WHAT YOU WILL DO
Extract the lines that carry the string "Mivart" from the listing.

DATASET RECORDS
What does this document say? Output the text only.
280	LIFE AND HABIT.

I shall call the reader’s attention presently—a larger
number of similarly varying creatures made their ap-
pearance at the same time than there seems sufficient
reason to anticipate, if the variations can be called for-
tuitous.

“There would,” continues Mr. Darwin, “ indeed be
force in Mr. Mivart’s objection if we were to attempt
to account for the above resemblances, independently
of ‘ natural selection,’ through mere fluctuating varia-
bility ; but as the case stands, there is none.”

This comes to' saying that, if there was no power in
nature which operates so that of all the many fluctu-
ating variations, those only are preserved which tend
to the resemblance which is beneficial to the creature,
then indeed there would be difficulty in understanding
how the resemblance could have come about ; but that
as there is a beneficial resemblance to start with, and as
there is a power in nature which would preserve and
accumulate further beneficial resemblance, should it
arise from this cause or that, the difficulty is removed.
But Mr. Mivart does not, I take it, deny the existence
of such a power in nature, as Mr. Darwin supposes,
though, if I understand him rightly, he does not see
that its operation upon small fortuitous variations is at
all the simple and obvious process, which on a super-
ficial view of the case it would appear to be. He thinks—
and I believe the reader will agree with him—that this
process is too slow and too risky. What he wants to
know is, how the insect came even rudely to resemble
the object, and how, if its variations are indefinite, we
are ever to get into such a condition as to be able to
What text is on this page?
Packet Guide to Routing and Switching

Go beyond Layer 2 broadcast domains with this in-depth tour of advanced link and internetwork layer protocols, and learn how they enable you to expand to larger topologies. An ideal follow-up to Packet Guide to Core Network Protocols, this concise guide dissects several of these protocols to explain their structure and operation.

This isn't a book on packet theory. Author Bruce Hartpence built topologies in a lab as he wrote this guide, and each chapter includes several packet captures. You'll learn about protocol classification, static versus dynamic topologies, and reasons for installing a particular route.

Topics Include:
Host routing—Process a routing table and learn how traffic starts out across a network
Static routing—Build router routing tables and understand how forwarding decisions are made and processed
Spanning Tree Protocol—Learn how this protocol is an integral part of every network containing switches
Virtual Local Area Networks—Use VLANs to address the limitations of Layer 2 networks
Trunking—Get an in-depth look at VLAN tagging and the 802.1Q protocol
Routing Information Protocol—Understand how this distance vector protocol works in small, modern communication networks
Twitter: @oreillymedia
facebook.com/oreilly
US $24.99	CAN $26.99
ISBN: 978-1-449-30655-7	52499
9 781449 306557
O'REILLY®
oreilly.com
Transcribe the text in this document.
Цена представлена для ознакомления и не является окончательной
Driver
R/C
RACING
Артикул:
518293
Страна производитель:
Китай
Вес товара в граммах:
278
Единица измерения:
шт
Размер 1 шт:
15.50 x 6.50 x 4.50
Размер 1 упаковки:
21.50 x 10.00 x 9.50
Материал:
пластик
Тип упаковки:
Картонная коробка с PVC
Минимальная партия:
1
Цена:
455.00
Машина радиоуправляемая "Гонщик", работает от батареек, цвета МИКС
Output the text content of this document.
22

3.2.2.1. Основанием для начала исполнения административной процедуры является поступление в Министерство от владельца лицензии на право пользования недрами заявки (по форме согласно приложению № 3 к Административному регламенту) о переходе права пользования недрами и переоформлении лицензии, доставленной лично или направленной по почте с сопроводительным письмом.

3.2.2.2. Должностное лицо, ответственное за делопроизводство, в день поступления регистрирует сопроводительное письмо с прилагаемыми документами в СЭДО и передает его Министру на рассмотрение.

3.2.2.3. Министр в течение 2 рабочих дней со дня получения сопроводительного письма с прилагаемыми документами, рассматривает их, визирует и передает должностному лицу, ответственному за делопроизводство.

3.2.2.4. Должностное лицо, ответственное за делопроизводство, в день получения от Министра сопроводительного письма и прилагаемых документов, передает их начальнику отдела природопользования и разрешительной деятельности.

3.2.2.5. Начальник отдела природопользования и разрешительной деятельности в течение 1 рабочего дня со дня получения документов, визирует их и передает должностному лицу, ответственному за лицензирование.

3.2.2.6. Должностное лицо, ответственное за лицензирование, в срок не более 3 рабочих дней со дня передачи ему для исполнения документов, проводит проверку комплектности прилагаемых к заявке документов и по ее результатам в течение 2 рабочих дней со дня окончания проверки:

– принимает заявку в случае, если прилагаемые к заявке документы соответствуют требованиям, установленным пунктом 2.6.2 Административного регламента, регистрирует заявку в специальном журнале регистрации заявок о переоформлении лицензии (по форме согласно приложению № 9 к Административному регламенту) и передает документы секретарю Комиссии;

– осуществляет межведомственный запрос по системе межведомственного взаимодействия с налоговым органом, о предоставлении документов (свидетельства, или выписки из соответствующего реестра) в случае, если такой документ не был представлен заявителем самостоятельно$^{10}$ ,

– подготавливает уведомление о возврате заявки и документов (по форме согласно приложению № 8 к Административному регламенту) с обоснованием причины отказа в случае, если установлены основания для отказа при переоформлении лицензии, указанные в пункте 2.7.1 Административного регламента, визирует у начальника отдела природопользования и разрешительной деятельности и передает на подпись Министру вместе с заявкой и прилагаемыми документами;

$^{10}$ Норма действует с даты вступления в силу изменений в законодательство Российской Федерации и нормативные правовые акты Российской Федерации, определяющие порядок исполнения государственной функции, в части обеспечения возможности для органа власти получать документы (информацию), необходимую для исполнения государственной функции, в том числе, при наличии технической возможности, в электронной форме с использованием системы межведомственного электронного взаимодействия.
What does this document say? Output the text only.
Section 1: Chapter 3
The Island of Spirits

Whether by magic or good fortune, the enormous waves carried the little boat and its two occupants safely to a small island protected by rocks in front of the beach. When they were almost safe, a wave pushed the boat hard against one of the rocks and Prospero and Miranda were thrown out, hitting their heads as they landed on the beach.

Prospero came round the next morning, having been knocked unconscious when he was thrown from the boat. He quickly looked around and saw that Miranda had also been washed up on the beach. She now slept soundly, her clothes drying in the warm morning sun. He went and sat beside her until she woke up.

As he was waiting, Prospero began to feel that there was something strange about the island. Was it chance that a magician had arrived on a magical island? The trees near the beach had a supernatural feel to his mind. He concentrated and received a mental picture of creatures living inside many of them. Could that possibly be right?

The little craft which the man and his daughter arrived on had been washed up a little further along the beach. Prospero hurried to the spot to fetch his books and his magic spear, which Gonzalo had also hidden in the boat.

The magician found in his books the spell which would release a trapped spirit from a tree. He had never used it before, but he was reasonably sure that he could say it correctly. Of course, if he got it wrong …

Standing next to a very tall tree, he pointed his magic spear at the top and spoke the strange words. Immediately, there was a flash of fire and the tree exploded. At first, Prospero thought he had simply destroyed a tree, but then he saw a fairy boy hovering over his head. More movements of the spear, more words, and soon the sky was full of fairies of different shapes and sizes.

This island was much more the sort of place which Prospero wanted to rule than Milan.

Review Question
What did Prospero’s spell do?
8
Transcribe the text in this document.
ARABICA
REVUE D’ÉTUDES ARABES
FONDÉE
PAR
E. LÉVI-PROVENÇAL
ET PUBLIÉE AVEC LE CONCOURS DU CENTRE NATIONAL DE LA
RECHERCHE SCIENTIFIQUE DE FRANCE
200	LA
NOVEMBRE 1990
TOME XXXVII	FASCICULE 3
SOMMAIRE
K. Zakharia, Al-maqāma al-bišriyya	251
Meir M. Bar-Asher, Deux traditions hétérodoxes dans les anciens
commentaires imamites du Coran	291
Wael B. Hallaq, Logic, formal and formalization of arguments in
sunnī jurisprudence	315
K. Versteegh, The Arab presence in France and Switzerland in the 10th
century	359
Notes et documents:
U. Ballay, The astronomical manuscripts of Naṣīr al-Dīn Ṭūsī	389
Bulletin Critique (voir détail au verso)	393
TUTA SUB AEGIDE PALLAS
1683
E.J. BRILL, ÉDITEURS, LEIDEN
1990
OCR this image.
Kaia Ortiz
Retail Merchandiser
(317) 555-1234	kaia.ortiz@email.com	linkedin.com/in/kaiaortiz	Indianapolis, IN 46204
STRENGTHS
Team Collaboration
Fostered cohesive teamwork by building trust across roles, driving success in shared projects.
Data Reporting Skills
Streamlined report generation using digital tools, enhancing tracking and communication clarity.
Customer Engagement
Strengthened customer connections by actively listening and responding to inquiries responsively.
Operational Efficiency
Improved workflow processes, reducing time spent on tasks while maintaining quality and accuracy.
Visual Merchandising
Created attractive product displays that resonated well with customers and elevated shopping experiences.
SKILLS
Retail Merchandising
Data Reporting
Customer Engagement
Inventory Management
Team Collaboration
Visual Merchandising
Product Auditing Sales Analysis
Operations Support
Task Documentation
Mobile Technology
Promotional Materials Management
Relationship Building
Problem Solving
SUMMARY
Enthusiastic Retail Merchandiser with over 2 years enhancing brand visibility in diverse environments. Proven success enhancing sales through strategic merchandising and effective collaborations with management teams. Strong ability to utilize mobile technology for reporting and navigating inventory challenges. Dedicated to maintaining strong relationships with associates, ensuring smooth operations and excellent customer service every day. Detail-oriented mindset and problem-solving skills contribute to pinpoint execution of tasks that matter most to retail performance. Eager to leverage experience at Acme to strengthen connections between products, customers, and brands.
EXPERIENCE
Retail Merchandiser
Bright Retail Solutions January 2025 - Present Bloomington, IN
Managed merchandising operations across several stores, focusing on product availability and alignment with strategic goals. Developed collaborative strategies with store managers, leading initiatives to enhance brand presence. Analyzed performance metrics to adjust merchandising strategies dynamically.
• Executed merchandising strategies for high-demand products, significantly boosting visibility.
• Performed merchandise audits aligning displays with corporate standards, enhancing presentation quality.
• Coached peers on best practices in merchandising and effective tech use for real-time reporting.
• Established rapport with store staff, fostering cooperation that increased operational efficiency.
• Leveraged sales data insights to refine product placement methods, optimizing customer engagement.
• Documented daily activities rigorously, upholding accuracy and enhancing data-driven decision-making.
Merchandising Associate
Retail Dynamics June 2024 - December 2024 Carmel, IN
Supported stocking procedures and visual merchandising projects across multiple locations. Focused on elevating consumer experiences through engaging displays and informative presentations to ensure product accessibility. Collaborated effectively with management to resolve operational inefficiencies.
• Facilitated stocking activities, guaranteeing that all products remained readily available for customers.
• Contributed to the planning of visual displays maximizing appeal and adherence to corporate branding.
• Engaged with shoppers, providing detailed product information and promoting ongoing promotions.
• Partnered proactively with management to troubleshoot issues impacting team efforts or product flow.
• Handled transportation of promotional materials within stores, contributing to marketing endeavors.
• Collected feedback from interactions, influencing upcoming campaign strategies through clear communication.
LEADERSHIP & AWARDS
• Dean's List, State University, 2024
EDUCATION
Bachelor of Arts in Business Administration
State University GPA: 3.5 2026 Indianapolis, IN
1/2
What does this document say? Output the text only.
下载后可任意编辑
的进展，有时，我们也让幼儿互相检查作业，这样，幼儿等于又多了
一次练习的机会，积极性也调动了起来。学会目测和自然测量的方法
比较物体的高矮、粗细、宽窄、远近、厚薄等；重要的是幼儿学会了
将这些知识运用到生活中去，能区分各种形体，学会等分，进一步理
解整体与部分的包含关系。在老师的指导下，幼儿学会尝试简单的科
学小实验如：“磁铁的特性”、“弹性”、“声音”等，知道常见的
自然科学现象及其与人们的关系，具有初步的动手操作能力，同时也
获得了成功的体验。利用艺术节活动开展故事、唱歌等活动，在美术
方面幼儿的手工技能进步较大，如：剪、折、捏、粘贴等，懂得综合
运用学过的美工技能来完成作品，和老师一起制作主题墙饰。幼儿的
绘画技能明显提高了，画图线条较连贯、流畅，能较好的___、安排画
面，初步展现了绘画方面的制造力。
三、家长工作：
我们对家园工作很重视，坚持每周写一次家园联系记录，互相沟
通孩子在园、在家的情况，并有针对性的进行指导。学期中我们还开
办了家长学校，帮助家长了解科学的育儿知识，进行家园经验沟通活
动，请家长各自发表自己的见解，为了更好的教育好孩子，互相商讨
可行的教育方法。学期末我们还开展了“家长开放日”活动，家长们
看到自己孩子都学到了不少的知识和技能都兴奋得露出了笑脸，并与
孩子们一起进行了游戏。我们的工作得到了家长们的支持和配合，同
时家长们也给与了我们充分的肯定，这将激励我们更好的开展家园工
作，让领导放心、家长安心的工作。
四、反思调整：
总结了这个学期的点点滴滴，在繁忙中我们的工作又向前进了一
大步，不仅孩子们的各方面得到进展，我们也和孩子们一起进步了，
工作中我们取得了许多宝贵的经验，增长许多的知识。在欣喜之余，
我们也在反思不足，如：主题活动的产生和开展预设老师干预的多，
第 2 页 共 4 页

THE ANSWER
force in Mr. Mivart’s objection if we were to attempt
But Mr. Mivart does not, I take it, deny the existence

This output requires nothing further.